Dataset extract:
####################
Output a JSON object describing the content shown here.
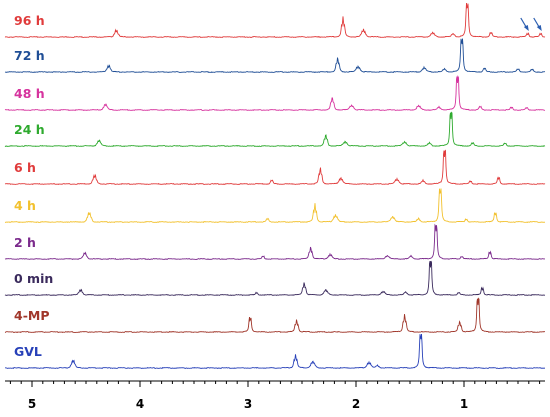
{
  "chart_data": {
    "type": "line",
    "title": "",
    "xlabel": "",
    "ylabel": "",
    "x_axis": {
      "min": 5.25,
      "max": 0.25,
      "reversed": true,
      "ticks": [
        5,
        4,
        3,
        2,
        1
      ],
      "tick_labels": [
        "5",
        "4",
        "3",
        "2",
        "1"
      ]
    },
    "grid": false,
    "annotations": [
      {
        "type": "arrow",
        "trace": "96 h",
        "points_to_ppm": 0.4,
        "color": "#2a5db0"
      },
      {
        "type": "arrow",
        "trace": "96 h",
        "points_to_ppm": 0.28,
        "color": "#2a5db0"
      }
    ],
    "series": [
      {
        "name": "96 h",
        "color": "#e03b3b",
        "peaks": [
          {
            "ppm": 4.22,
            "h": 0.18,
            "m": 4
          },
          {
            "ppm": 2.12,
            "h": 0.55,
            "m": 3
          },
          {
            "ppm": 1.93,
            "h": 0.2,
            "m": 5
          },
          {
            "ppm": 1.29,
            "h": 0.12,
            "m": 5
          },
          {
            "ppm": 1.1,
            "h": 0.1,
            "m": 3
          },
          {
            "ppm": 0.97,
            "h": 1.0,
            "m": 2
          },
          {
            "ppm": 0.75,
            "h": 0.12,
            "m": 2
          },
          {
            "ppm": 0.41,
            "h": 0.1,
            "m": 2
          },
          {
            "ppm": 0.29,
            "h": 0.09,
            "m": 2
          }
        ]
      },
      {
        "name": "72 h",
        "color": "#1f4e96",
        "peaks": [
          {
            "ppm": 4.29,
            "h": 0.17,
            "m": 4
          },
          {
            "ppm": 2.17,
            "h": 0.4,
            "m": 3
          },
          {
            "ppm": 1.98,
            "h": 0.16,
            "m": 5
          },
          {
            "ppm": 1.37,
            "h": 0.12,
            "m": 5
          },
          {
            "ppm": 1.18,
            "h": 0.09,
            "m": 3
          },
          {
            "ppm": 1.02,
            "h": 1.0,
            "m": 2
          },
          {
            "ppm": 0.81,
            "h": 0.1,
            "m": 2
          },
          {
            "ppm": 0.5,
            "h": 0.08,
            "m": 2
          },
          {
            "ppm": 0.37,
            "h": 0.07,
            "m": 2
          }
        ]
      },
      {
        "name": "48 h",
        "color": "#d6339e",
        "peaks": [
          {
            "ppm": 4.32,
            "h": 0.15,
            "m": 4
          },
          {
            "ppm": 2.22,
            "h": 0.36,
            "m": 3
          },
          {
            "ppm": 2.04,
            "h": 0.14,
            "m": 5
          },
          {
            "ppm": 1.42,
            "h": 0.12,
            "m": 5
          },
          {
            "ppm": 1.23,
            "h": 0.09,
            "m": 3
          },
          {
            "ppm": 1.06,
            "h": 1.0,
            "m": 2
          },
          {
            "ppm": 0.85,
            "h": 0.09,
            "m": 2
          },
          {
            "ppm": 0.56,
            "h": 0.07,
            "m": 2
          },
          {
            "ppm": 0.42,
            "h": 0.06,
            "m": 2
          }
        ]
      },
      {
        "name": "24 h",
        "color": "#2eaa2e",
        "peaks": [
          {
            "ppm": 4.38,
            "h": 0.15,
            "m": 4
          },
          {
            "ppm": 2.28,
            "h": 0.32,
            "m": 3
          },
          {
            "ppm": 2.1,
            "h": 0.13,
            "m": 5
          },
          {
            "ppm": 1.55,
            "h": 0.12,
            "m": 5
          },
          {
            "ppm": 1.32,
            "h": 0.09,
            "m": 3
          },
          {
            "ppm": 1.12,
            "h": 1.0,
            "m": 2
          },
          {
            "ppm": 0.92,
            "h": 0.08,
            "m": 2
          },
          {
            "ppm": 0.62,
            "h": 0.07,
            "m": 2
          }
        ]
      },
      {
        "name": "6 h",
        "color": "#e03b3b",
        "peaks": [
          {
            "ppm": 4.42,
            "h": 0.22,
            "m": 4
          },
          {
            "ppm": 2.78,
            "h": 0.1,
            "m": 2
          },
          {
            "ppm": 2.33,
            "h": 0.45,
            "m": 3
          },
          {
            "ppm": 2.14,
            "h": 0.17,
            "m": 5
          },
          {
            "ppm": 1.62,
            "h": 0.14,
            "m": 5
          },
          {
            "ppm": 1.38,
            "h": 0.1,
            "m": 3
          },
          {
            "ppm": 1.18,
            "h": 1.0,
            "m": 2
          },
          {
            "ppm": 0.94,
            "h": 0.08,
            "m": 2
          },
          {
            "ppm": 0.68,
            "h": 0.18,
            "m": 2
          }
        ]
      },
      {
        "name": "4 h",
        "color": "#f2c12e",
        "peaks": [
          {
            "ppm": 4.47,
            "h": 0.24,
            "m": 4
          },
          {
            "ppm": 2.82,
            "h": 0.09,
            "m": 2
          },
          {
            "ppm": 2.38,
            "h": 0.5,
            "m": 3
          },
          {
            "ppm": 2.19,
            "h": 0.2,
            "m": 5
          },
          {
            "ppm": 1.66,
            "h": 0.16,
            "m": 5
          },
          {
            "ppm": 1.42,
            "h": 0.1,
            "m": 3
          },
          {
            "ppm": 1.22,
            "h": 1.0,
            "m": 2
          },
          {
            "ppm": 0.98,
            "h": 0.08,
            "m": 2
          },
          {
            "ppm": 0.71,
            "h": 0.26,
            "m": 2
          }
        ]
      },
      {
        "name": "2 h",
        "color": "#7b2a8c",
        "peaks": [
          {
            "ppm": 4.51,
            "h": 0.16,
            "m": 4
          },
          {
            "ppm": 2.86,
            "h": 0.07,
            "m": 2
          },
          {
            "ppm": 2.42,
            "h": 0.34,
            "m": 3
          },
          {
            "ppm": 2.24,
            "h": 0.13,
            "m": 5
          },
          {
            "ppm": 1.71,
            "h": 0.1,
            "m": 5
          },
          {
            "ppm": 1.49,
            "h": 0.09,
            "m": 3
          },
          {
            "ppm": 1.26,
            "h": 1.0,
            "m": 2
          },
          {
            "ppm": 1.02,
            "h": 0.07,
            "m": 2
          },
          {
            "ppm": 0.76,
            "h": 0.2,
            "m": 2
          }
        ]
      },
      {
        "name": "0 min",
        "color": "#3a2a5c",
        "peaks": [
          {
            "ppm": 4.55,
            "h": 0.14,
            "m": 4
          },
          {
            "ppm": 2.92,
            "h": 0.06,
            "m": 2
          },
          {
            "ppm": 2.48,
            "h": 0.36,
            "m": 3
          },
          {
            "ppm": 2.28,
            "h": 0.14,
            "m": 5
          },
          {
            "ppm": 1.75,
            "h": 0.1,
            "m": 5
          },
          {
            "ppm": 1.54,
            "h": 0.09,
            "m": 3
          },
          {
            "ppm": 1.31,
            "h": 1.0,
            "m": 2
          },
          {
            "ppm": 1.05,
            "h": 0.06,
            "m": 2
          },
          {
            "ppm": 0.83,
            "h": 0.2,
            "m": 2
          }
        ]
      },
      {
        "name": "4-MP",
        "color": "#a0362a",
        "peaks": [
          {
            "ppm": 2.98,
            "h": 0.4,
            "m": 2
          },
          {
            "ppm": 2.55,
            "h": 0.35,
            "m": 3
          },
          {
            "ppm": 1.55,
            "h": 0.5,
            "m": 3
          },
          {
            "ppm": 1.04,
            "h": 0.3,
            "m": 3
          },
          {
            "ppm": 0.87,
            "h": 1.0,
            "m": 2
          }
        ]
      },
      {
        "name": "GVL",
        "color": "#2740b8",
        "peaks": [
          {
            "ppm": 4.62,
            "h": 0.2,
            "m": 4
          },
          {
            "ppm": 2.56,
            "h": 0.38,
            "m": 3
          },
          {
            "ppm": 2.4,
            "h": 0.18,
            "m": 5
          },
          {
            "ppm": 1.88,
            "h": 0.16,
            "m": 5
          },
          {
            "ppm": 1.8,
            "h": 0.08,
            "m": 3
          },
          {
            "ppm": 1.4,
            "h": 1.0,
            "m": 2
          }
        ]
      }
    ]
  }
}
####################
What is required: Identify each line in the entries with the word "color" and copy it.

Reply:
        "color": "#2a5db0"
        "color": "#2a5db0"
        "color": "#e03b3b",
        "color": "#1f4e96",
        "color": "#d6339e",
        "color": "#2eaa2e",
        "color": "#e03b3b",
        "color": "#f2c12e",
        "color": "#7b2a8c",
        "color": "#3a2a5c",
        "color": "#a0362a",
        "color": "#2740b8",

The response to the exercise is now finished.